## SET EXERCISE:
Using the material below, copy every line where "title" appears.

** start of DATA FOR PROCESSING **

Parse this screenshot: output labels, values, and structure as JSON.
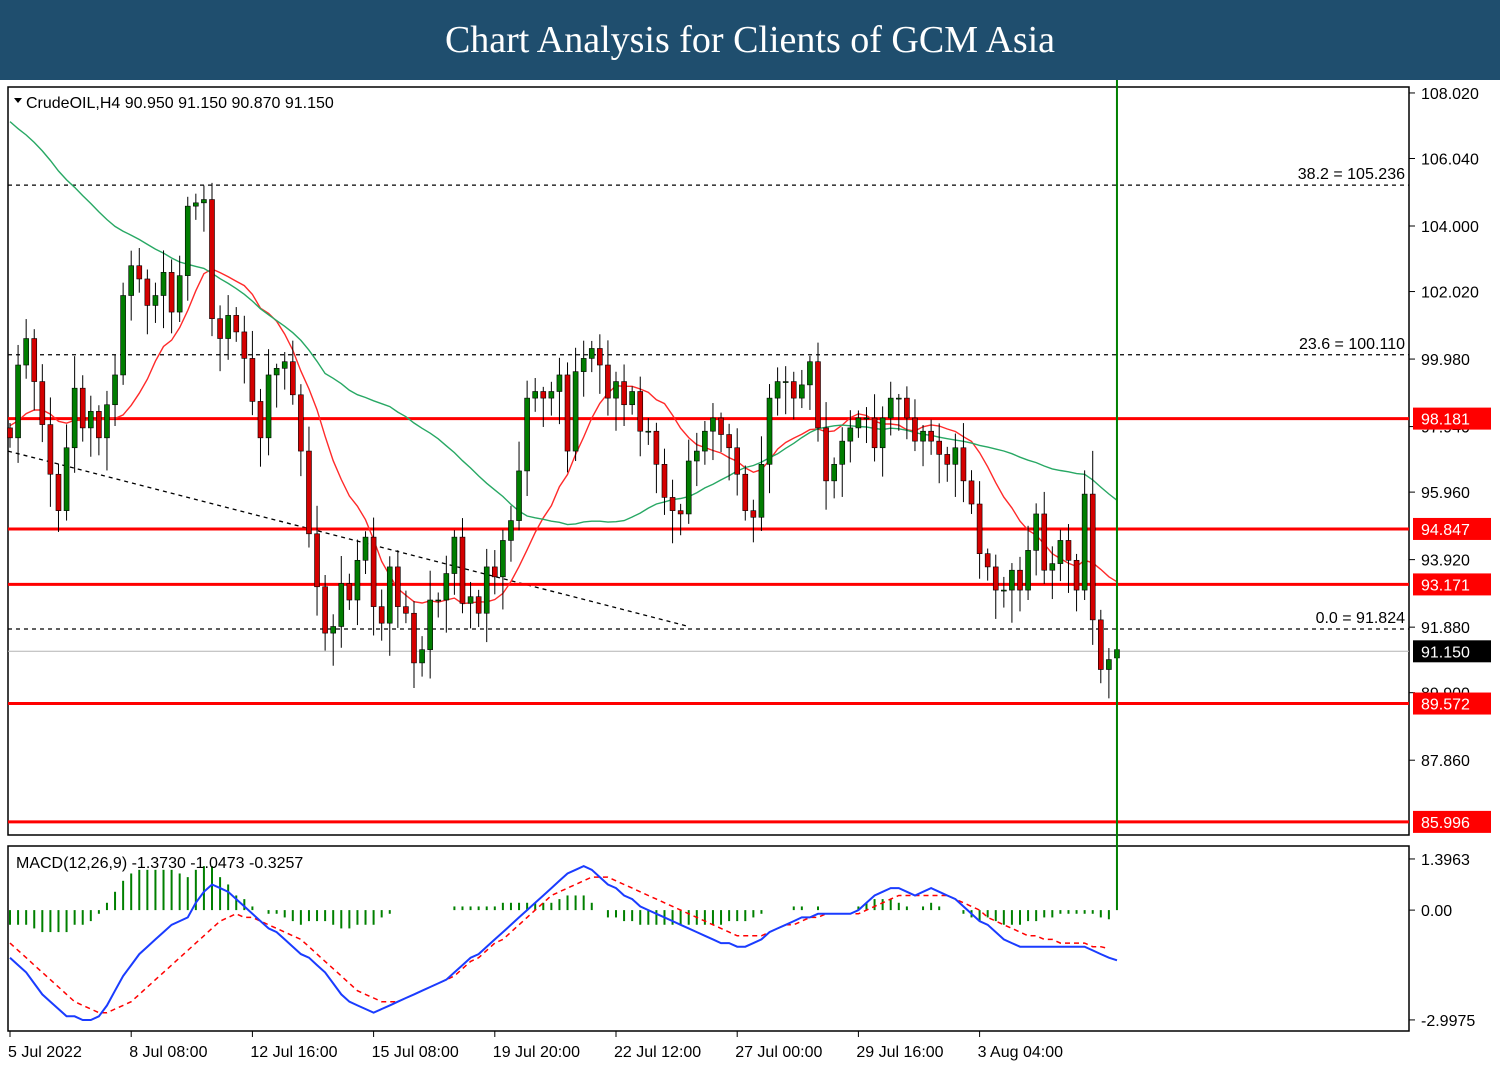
{
  "page": {
    "title": "Chart Analysis for Clients of GCM Asia"
  },
  "colors": {
    "banner": "#1f4e6e",
    "bull": "#007d00",
    "bear": "#d40000",
    "level_line": "#ff0000",
    "ma_fast": "#ff2a2a",
    "ma_slow": "#28a864",
    "macd_line": "#1a3cff",
    "signal_line": "#ff0000",
    "histogram": "#008000"
  },
  "chart_data": [
    {
      "type": "candlestick",
      "symbol_header": "CrudeOIL,H4  90.950 91.150 90.870 91.150",
      "symbol": "CrudeOIL",
      "timeframe": "H4",
      "ohlc_last": {
        "open": 90.95,
        "high": 91.15,
        "low": 90.87,
        "close": 91.15
      },
      "last_price_label": "91.150",
      "ylim": [
        85.6,
        108.2
      ],
      "y_ticks": [
        {
          "value": 108.02,
          "label": "108.020"
        },
        {
          "value": 106.04,
          "label": "106.040"
        },
        {
          "value": 104.0,
          "label": "104.000"
        },
        {
          "value": 102.02,
          "label": "102.020"
        },
        {
          "value": 99.98,
          "label": "99.980"
        },
        {
          "value": 97.94,
          "label": "97.940"
        },
        {
          "value": 95.96,
          "label": "95.960"
        },
        {
          "value": 93.92,
          "label": "93.920"
        },
        {
          "value": 91.88,
          "label": "91.880"
        },
        {
          "value": 89.9,
          "label": "89.900"
        },
        {
          "value": 87.86,
          "label": "87.860"
        }
      ],
      "x_ticks": [
        {
          "index": 0,
          "label": "5 Jul 2022"
        },
        {
          "index": 15,
          "label": "8 Jul 08:00"
        },
        {
          "index": 30,
          "label": "12 Jul 16:00"
        },
        {
          "index": 45,
          "label": "15 Jul 08:00"
        },
        {
          "index": 60,
          "label": "19 Jul 20:00"
        },
        {
          "index": 75,
          "label": "22 Jul 12:00"
        },
        {
          "index": 90,
          "label": "27 Jul 00:00"
        },
        {
          "index": 105,
          "label": "29 Jul 16:00"
        },
        {
          "index": 120,
          "label": "3 Aug 04:00"
        }
      ],
      "support_resistance": [
        {
          "value": 98.181,
          "label": "98.181"
        },
        {
          "value": 94.847,
          "label": "94.847"
        },
        {
          "value": 93.171,
          "label": "93.171"
        },
        {
          "value": 89.572,
          "label": "89.572"
        },
        {
          "value": 85.996,
          "label": "85.996"
        }
      ],
      "fibonacci": [
        {
          "value": 105.236,
          "label": "38.2 = 105.236"
        },
        {
          "value": 100.11,
          "label": "23.6 = 100.110"
        },
        {
          "value": 91.824,
          "label": "0.0 = 91.824"
        }
      ],
      "trendline": {
        "from": [
          0,
          97.2
        ],
        "to": [
          84,
          91.9
        ]
      },
      "closes": [
        97.6,
        99.8,
        100.6,
        99.3,
        98.0,
        96.5,
        95.4,
        97.3,
        99.1,
        97.9,
        98.4,
        97.6,
        98.6,
        99.5,
        101.9,
        102.8,
        102.4,
        101.6,
        101.9,
        102.6,
        101.4,
        102.5,
        104.6,
        104.7,
        104.8,
        101.2,
        100.6,
        101.3,
        100.8,
        100.0,
        98.7,
        97.6,
        99.5,
        99.7,
        99.9,
        98.9,
        97.2,
        94.7,
        93.1,
        91.7,
        91.9,
        93.2,
        92.7,
        93.9,
        94.6,
        92.5,
        92.0,
        93.7,
        92.5,
        92.3,
        90.8,
        91.2,
        92.7,
        92.7,
        93.5,
        94.6,
        92.6,
        92.8,
        92.3,
        93.7,
        93.4,
        94.5,
        95.1,
        96.6,
        98.8,
        99.0,
        98.8,
        99.0,
        99.5,
        97.2,
        99.6,
        100.0,
        100.3,
        99.8,
        98.8,
        99.3,
        98.6,
        99.0,
        97.8,
        97.8,
        96.8,
        95.8,
        95.4,
        95.3,
        96.9,
        97.2,
        97.8,
        98.2,
        97.7,
        97.3,
        96.5,
        95.4,
        95.2,
        96.8,
        98.8,
        99.3,
        99.3,
        98.8,
        99.2,
        99.9,
        97.9,
        96.3,
        96.8,
        97.5,
        97.9,
        98.2,
        98.2,
        97.3,
        98.2,
        98.8,
        98.8,
        98.2,
        97.5,
        97.8,
        97.5,
        97.1,
        96.8,
        97.3,
        96.3,
        95.6,
        94.1,
        93.7,
        93.0,
        93.0,
        93.6,
        93.0,
        94.2,
        95.3,
        93.6,
        93.8,
        94.5,
        93.9,
        93.0,
        95.9,
        92.1,
        90.6,
        90.9,
        91.2
      ],
      "ma_fast_label": "",
      "ma_slow_label": ""
    },
    {
      "type": "macd",
      "title": "MACD(12,26,9) -1.3730 -1.0473 -0.3257",
      "params": [
        12,
        26,
        9
      ],
      "values": {
        "macd": -1.373,
        "signal": -1.0473,
        "histogram": -0.3257
      },
      "ylim": [
        -3.3,
        1.75
      ],
      "y_ticks": [
        {
          "value": 1.3963,
          "label": "1.3963"
        },
        {
          "value": 0.0,
          "label": "0.00"
        },
        {
          "value": -2.9975,
          "label": "-2.9975"
        }
      ],
      "macd_line": [
        -1.3,
        -1.5,
        -1.7,
        -2.0,
        -2.3,
        -2.5,
        -2.7,
        -2.9,
        -2.9,
        -3.0,
        -3.0,
        -2.9,
        -2.6,
        -2.2,
        -1.8,
        -1.5,
        -1.2,
        -1.0,
        -0.8,
        -0.6,
        -0.4,
        -0.3,
        -0.2,
        0.2,
        0.5,
        0.7,
        0.6,
        0.5,
        0.3,
        0.1,
        -0.1,
        -0.3,
        -0.5,
        -0.6,
        -0.8,
        -1.0,
        -1.2,
        -1.3,
        -1.5,
        -1.7,
        -2.0,
        -2.3,
        -2.5,
        -2.6,
        -2.7,
        -2.8,
        -2.7,
        -2.6,
        -2.5,
        -2.4,
        -2.3,
        -2.2,
        -2.1,
        -2.0,
        -1.9,
        -1.7,
        -1.5,
        -1.3,
        -1.2,
        -1.0,
        -0.8,
        -0.6,
        -0.4,
        -0.2,
        0.0,
        0.2,
        0.4,
        0.6,
        0.8,
        1.0,
        1.1,
        1.2,
        1.1,
        0.9,
        0.7,
        0.6,
        0.4,
        0.3,
        0.1,
        0.0,
        -0.1,
        -0.2,
        -0.3,
        -0.4,
        -0.5,
        -0.6,
        -0.7,
        -0.8,
        -0.9,
        -0.9,
        -1.0,
        -1.0,
        -0.9,
        -0.8,
        -0.6,
        -0.5,
        -0.4,
        -0.3,
        -0.2,
        -0.2,
        -0.1,
        -0.1,
        -0.1,
        -0.1,
        -0.1,
        0.0,
        0.2,
        0.4,
        0.5,
        0.6,
        0.6,
        0.5,
        0.4,
        0.5,
        0.6,
        0.5,
        0.4,
        0.3,
        0.1,
        -0.1,
        -0.3,
        -0.4,
        -0.6,
        -0.8,
        -0.9,
        -1.0,
        -1.0,
        -1.0,
        -1.0,
        -1.0,
        -1.0,
        -1.0,
        -1.0,
        -1.0,
        -1.1,
        -1.2,
        -1.3,
        -1.37
      ],
      "signal_line": [
        -0.9,
        -1.1,
        -1.3,
        -1.5,
        -1.7,
        -1.9,
        -2.1,
        -2.3,
        -2.5,
        -2.6,
        -2.7,
        -2.8,
        -2.8,
        -2.7,
        -2.6,
        -2.5,
        -2.3,
        -2.1,
        -1.9,
        -1.7,
        -1.5,
        -1.3,
        -1.1,
        -0.9,
        -0.7,
        -0.5,
        -0.3,
        -0.2,
        -0.1,
        -0.2,
        -0.2,
        -0.3,
        -0.4,
        -0.5,
        -0.6,
        -0.7,
        -0.8,
        -1.0,
        -1.2,
        -1.4,
        -1.6,
        -1.8,
        -2.0,
        -2.2,
        -2.3,
        -2.4,
        -2.5,
        -2.5,
        -2.5,
        -2.4,
        -2.3,
        -2.2,
        -2.1,
        -2.0,
        -1.9,
        -1.8,
        -1.6,
        -1.4,
        -1.3,
        -1.1,
        -0.9,
        -0.8,
        -0.6,
        -0.4,
        -0.2,
        0.0,
        0.2,
        0.4,
        0.5,
        0.6,
        0.7,
        0.8,
        0.9,
        0.9,
        0.9,
        0.8,
        0.7,
        0.6,
        0.5,
        0.4,
        0.3,
        0.2,
        0.1,
        0.0,
        -0.1,
        -0.2,
        -0.3,
        -0.4,
        -0.5,
        -0.6,
        -0.7,
        -0.7,
        -0.7,
        -0.7,
        -0.6,
        -0.5,
        -0.4,
        -0.4,
        -0.3,
        -0.2,
        -0.2,
        -0.1,
        -0.1,
        -0.1,
        -0.1,
        -0.1,
        0.0,
        0.1,
        0.2,
        0.3,
        0.4,
        0.4,
        0.4,
        0.4,
        0.4,
        0.4,
        0.4,
        0.3,
        0.2,
        0.1,
        0.0,
        -0.2,
        -0.3,
        -0.4,
        -0.5,
        -0.6,
        -0.7,
        -0.7,
        -0.8,
        -0.8,
        -0.9,
        -0.9,
        -0.9,
        -0.9,
        -1.0,
        -1.0,
        -1.05
      ]
    }
  ]
}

** end of DATA FOR PROCESSING **

## ANSWER TO THIS PROBLEM:
    "title": "Chart Analysis for Clients of GCM Asia"
      "title": "MACD(12,26,9) -1.3730 -1.0473 -0.3257",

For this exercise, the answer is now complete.